[Source records]
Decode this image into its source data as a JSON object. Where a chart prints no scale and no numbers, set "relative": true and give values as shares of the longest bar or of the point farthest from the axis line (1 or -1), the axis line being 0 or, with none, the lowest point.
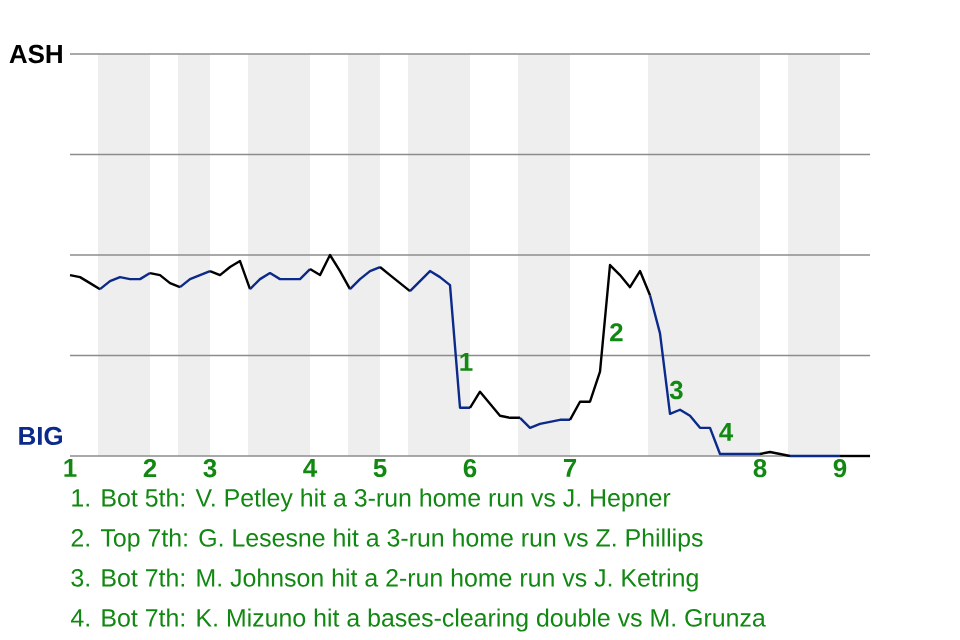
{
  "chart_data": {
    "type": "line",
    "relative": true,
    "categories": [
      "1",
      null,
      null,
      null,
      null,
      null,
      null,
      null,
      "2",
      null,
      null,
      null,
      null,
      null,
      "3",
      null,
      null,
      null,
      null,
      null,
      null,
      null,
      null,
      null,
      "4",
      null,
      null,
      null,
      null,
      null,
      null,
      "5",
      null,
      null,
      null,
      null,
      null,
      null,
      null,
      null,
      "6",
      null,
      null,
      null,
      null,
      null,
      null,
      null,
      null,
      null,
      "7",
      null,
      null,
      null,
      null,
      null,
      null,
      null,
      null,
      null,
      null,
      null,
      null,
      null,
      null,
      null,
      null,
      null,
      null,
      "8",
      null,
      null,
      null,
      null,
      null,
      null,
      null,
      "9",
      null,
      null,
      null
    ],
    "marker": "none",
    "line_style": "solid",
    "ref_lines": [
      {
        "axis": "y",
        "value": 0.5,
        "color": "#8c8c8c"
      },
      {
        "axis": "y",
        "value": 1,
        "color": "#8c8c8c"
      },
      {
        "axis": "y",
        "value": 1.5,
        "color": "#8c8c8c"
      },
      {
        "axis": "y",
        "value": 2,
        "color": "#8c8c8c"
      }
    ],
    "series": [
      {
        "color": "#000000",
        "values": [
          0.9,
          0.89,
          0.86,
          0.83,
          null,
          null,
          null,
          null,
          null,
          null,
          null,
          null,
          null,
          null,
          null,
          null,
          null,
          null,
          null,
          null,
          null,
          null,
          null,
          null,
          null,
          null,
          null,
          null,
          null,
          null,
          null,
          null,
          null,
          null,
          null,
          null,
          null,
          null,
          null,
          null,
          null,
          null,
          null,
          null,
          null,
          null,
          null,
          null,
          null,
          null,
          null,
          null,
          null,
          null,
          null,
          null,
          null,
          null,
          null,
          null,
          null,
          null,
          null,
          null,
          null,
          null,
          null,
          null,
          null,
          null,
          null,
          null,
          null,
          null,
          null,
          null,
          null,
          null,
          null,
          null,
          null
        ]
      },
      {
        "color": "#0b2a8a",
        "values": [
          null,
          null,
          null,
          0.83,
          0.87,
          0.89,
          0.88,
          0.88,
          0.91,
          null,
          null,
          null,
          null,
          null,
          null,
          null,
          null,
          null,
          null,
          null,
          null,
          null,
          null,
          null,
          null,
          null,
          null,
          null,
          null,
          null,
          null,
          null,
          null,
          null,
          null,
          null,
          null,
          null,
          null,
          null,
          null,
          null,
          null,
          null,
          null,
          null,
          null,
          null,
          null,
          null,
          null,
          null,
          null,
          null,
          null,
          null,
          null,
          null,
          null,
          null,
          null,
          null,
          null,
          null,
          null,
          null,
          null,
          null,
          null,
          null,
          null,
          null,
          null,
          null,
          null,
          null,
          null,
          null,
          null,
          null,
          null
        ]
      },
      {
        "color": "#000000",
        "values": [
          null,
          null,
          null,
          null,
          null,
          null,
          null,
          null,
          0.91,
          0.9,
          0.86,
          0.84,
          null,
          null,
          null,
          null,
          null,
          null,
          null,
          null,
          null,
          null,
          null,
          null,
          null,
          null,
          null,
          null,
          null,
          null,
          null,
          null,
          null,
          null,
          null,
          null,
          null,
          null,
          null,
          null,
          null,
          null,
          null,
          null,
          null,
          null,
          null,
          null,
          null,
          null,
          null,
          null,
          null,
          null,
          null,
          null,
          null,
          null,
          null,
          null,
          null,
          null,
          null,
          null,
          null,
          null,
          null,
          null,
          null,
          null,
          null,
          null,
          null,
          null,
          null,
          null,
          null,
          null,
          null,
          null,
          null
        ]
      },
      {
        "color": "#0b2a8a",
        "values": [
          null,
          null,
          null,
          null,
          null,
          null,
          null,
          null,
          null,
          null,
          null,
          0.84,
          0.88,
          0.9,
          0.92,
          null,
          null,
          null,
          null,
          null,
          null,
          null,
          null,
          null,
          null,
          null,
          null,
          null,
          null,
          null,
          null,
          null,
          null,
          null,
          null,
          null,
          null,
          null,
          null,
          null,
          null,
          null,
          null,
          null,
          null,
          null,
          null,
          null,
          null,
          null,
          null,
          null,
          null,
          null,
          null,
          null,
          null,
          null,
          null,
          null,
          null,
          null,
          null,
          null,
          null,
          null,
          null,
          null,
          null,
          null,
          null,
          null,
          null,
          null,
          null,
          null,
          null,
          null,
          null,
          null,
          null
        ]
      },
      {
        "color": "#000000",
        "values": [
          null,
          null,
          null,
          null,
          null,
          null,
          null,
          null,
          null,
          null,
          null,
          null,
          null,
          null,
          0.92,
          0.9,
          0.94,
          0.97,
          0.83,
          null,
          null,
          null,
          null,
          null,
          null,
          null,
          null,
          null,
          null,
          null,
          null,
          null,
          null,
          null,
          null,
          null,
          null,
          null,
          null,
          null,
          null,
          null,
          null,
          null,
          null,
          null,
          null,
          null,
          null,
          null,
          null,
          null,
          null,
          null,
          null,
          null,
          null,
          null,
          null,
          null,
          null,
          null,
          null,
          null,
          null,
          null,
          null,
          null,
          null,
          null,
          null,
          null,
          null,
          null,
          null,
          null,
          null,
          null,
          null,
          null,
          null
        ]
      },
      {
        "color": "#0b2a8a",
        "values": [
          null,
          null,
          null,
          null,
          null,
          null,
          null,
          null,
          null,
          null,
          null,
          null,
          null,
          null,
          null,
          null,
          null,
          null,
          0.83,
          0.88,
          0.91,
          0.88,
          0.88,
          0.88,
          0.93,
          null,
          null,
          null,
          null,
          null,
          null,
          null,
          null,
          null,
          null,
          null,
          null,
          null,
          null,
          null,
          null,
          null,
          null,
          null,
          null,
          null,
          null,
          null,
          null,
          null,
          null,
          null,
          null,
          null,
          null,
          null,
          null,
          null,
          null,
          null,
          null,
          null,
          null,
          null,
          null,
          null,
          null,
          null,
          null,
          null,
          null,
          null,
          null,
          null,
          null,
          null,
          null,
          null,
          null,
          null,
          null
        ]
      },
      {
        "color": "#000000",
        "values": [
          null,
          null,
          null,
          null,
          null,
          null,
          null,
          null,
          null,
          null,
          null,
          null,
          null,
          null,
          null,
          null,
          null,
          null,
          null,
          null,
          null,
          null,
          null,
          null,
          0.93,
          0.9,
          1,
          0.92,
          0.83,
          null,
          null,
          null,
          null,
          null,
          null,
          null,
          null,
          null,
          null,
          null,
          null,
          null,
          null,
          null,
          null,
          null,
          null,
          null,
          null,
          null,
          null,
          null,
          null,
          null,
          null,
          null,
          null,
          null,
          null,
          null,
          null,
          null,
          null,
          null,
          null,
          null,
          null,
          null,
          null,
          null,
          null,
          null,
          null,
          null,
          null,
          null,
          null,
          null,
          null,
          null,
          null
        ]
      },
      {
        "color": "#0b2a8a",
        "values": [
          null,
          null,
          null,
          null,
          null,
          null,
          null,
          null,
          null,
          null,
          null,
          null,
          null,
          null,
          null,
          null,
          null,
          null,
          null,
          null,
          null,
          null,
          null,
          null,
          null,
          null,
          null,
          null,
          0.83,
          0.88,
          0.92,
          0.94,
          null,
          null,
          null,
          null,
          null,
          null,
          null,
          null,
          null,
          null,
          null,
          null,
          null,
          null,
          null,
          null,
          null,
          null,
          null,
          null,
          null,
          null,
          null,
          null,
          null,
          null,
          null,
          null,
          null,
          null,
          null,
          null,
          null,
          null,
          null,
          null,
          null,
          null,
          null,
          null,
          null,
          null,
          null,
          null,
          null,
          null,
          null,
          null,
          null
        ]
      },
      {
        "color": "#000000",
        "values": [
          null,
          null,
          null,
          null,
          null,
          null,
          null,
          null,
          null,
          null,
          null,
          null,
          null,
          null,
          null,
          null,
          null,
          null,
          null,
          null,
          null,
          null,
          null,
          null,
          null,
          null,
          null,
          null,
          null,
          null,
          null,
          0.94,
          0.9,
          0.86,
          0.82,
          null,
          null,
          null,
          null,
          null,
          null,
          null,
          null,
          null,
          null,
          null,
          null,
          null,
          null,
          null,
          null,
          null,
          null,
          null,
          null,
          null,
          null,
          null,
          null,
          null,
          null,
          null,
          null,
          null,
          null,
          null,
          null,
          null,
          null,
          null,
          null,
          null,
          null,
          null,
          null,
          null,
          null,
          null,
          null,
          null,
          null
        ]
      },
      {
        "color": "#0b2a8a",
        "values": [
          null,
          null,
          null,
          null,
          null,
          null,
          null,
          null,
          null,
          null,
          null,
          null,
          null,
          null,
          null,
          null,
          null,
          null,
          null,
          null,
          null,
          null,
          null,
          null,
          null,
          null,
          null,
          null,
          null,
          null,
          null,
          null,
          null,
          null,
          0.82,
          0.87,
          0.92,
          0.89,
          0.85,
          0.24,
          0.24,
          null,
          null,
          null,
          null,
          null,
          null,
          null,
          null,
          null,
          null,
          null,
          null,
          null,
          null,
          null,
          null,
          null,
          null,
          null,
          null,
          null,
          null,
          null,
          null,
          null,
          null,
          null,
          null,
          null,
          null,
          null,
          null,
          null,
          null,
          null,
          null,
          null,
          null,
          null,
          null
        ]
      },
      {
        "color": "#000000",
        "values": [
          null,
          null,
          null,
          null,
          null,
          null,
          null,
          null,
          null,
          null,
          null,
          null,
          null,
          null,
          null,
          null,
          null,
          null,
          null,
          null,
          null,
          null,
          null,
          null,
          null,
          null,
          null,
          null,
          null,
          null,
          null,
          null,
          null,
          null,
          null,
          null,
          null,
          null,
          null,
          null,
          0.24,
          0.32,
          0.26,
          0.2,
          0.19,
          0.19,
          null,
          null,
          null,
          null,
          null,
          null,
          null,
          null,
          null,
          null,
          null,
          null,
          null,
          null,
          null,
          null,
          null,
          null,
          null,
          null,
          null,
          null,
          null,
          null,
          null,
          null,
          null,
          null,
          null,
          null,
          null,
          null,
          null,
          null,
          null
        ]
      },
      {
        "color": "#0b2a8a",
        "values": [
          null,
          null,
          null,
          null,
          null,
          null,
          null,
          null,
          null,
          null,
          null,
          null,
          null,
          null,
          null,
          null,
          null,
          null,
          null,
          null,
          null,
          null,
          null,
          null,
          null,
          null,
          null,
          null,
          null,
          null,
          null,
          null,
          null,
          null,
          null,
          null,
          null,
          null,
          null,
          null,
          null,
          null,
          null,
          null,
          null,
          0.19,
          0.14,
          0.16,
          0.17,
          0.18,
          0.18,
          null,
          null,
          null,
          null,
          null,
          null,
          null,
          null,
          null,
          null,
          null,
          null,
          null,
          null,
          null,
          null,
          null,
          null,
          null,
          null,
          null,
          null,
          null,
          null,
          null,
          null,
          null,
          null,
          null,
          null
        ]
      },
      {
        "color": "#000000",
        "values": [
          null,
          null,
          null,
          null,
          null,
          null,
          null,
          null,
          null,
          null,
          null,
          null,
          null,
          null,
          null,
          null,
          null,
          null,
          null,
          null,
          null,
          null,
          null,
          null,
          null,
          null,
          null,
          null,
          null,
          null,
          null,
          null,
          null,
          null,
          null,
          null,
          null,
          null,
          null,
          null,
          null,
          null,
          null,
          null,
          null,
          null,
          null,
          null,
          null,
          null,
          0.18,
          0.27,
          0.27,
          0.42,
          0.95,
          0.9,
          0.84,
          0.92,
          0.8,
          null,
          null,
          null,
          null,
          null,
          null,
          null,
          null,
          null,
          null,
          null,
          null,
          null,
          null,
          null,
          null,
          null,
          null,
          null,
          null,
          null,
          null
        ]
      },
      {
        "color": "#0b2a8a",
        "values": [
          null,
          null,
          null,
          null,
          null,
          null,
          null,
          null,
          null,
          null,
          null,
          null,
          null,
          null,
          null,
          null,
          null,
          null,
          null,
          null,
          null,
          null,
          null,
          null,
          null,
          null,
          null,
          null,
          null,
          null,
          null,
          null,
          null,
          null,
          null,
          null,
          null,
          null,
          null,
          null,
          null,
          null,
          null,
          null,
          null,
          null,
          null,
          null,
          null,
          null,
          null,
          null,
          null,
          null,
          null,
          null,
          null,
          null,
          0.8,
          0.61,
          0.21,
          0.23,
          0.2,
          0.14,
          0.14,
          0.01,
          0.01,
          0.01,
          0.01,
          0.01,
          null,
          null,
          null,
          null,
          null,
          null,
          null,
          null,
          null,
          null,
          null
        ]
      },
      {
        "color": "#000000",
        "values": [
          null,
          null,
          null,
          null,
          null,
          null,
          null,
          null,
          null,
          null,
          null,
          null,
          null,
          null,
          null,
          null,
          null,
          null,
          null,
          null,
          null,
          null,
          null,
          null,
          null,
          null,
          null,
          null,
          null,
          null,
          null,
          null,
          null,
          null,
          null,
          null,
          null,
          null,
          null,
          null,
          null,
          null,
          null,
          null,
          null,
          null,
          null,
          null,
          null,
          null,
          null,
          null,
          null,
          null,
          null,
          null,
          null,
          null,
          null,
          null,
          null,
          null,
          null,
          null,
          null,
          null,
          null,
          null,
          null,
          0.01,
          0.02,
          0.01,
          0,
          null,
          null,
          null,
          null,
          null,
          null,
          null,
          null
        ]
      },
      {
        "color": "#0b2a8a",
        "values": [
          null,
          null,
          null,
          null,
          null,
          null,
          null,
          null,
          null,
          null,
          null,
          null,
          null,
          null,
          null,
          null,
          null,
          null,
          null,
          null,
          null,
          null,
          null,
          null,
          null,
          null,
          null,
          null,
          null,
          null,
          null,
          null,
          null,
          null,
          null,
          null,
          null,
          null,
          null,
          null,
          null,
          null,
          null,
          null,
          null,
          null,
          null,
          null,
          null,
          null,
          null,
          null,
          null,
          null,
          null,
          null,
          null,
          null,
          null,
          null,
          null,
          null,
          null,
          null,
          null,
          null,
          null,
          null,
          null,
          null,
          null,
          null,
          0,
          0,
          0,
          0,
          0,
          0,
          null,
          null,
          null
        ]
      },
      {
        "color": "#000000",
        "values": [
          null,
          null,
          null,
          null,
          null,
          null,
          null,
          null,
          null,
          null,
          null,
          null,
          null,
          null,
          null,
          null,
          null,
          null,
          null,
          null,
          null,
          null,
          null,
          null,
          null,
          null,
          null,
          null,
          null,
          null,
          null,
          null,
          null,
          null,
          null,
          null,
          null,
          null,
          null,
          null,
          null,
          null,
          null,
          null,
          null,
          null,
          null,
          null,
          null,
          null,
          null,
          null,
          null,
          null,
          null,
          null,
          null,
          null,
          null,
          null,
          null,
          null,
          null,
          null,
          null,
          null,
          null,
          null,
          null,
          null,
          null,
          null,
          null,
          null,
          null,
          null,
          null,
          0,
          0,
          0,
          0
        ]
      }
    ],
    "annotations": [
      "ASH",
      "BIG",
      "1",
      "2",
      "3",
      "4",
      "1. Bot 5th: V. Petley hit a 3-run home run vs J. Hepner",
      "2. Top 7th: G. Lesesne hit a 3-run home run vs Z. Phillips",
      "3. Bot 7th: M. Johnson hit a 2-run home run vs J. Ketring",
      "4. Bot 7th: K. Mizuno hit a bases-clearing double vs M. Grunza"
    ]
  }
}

WHAT YOU ARE ASKED TO DO - In the material above, find the lines that contain "home" and show them.

WRITTEN REPLY -
      "1. Bot 5th: V. Petley hit a 3-run home run vs J. Hepner",
      "2. Top 7th: G. Lesesne hit a 3-run home run vs Z. Phillips",
      "3. Bot 7th: M. Johnson hit a 2-run home run vs J. Ketring",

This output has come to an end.